To expand, p value tells you significance (more precisely the likelihood of the effect if there were no underlying difference). But if you observe it over and over again and pay attention to one value, you've subverted the measure.

Thompson/multi-armed bandit optimizes for outcome over the duration of the test, by progressively altering the treatment %. The test runs longer, but yields better outcomes while doing it.

It's objectively a better way to optimize, unless there is time-based overhead to the existence of the A/B test itself. (E.g. maintaining two code paths.)


I just wanted to affirm what you are doing here.

A key point here is that P-Values optimize for detection of effects if you do everything right, which is not common as you point out.

> Thompson/multi-armed bandit optimizes for outcome over the duration of the test.

Exactly.


The p value is the risk of getting an effect specifically due to sampling error, under the assumption of perfectly random sampling with no real effect. It says very little.

In particular, if you aren't doing perfectly random sampling it is meaningless. If you are concerned about other types of error than sampling error it is meaningless.

[Element position data]
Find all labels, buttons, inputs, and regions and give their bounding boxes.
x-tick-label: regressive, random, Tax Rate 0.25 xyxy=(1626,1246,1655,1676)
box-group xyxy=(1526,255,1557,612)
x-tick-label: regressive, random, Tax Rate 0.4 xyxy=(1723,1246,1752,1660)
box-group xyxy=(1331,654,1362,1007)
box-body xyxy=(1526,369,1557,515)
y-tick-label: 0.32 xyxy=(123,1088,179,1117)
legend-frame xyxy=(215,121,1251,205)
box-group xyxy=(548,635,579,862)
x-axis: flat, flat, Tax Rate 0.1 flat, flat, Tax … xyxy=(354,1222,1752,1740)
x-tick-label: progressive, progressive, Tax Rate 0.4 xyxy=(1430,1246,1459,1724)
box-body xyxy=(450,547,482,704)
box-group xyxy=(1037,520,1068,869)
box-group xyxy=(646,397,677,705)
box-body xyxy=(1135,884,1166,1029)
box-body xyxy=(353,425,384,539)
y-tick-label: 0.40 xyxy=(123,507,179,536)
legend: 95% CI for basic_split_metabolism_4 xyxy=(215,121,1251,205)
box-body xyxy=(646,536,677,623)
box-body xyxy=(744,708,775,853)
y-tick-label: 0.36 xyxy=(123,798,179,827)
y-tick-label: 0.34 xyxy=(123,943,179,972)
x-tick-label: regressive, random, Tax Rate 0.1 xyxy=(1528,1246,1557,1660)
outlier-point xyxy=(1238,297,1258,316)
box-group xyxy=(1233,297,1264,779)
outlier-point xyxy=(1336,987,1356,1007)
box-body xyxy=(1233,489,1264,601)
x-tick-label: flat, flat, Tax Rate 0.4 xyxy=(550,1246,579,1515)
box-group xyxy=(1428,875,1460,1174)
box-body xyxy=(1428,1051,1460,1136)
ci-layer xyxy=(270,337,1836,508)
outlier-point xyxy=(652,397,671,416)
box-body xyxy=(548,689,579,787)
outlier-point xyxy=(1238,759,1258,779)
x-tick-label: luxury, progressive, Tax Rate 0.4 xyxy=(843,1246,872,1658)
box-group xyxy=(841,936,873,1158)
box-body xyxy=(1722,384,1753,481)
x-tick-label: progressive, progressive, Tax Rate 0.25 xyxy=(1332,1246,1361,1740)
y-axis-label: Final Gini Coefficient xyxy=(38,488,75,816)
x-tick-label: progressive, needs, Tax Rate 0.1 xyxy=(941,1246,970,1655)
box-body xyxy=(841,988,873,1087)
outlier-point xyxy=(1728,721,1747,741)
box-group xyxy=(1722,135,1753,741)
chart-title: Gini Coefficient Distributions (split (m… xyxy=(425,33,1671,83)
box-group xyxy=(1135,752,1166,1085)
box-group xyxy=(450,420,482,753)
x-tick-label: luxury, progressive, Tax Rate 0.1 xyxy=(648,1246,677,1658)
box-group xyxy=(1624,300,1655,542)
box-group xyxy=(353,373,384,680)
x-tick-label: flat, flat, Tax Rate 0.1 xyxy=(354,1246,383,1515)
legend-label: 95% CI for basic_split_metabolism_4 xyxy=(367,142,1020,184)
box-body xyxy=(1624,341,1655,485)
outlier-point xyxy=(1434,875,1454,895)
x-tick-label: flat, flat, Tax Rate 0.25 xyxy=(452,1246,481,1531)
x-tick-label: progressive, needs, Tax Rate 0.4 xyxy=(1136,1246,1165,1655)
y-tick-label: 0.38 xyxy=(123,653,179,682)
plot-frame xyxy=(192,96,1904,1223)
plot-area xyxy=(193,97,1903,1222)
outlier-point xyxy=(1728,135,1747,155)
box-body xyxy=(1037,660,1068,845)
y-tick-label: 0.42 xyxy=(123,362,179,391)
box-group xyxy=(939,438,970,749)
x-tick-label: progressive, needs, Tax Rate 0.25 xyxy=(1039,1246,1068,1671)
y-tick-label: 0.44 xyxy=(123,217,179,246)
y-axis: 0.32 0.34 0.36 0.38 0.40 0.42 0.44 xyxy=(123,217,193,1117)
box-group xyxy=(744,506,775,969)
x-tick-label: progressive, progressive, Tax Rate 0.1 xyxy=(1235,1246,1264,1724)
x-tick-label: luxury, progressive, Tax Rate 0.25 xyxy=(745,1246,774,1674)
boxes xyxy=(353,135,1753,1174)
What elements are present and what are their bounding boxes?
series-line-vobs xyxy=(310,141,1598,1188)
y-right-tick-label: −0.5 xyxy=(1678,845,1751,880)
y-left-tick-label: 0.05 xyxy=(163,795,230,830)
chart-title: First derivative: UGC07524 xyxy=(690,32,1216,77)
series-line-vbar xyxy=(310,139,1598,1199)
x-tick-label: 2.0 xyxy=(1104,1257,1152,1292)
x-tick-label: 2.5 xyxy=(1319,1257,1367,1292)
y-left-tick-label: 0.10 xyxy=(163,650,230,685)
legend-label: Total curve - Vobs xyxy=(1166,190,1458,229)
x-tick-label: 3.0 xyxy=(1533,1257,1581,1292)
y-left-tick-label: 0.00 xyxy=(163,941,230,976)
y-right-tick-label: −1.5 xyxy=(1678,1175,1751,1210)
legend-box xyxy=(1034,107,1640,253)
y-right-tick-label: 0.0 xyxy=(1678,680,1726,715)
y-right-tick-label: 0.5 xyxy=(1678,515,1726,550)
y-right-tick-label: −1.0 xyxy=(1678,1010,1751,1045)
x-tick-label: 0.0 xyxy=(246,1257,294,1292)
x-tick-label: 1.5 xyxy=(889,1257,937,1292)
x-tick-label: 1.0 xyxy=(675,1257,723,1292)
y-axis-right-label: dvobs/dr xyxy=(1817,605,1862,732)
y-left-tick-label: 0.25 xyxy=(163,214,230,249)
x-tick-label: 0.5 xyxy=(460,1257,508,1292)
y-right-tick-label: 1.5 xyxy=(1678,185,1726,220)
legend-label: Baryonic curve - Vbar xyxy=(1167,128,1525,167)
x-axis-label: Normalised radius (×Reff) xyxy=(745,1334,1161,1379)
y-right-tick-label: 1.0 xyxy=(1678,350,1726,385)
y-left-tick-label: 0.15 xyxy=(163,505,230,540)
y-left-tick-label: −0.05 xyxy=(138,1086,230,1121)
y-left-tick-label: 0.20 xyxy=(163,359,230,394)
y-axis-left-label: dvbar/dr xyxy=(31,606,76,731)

→ **The request**:
In the thread on p values and bandit testing, what example is given of time-based overhead from keeping an A/B test running?

→ **Completed task**:
Maintaining two code paths.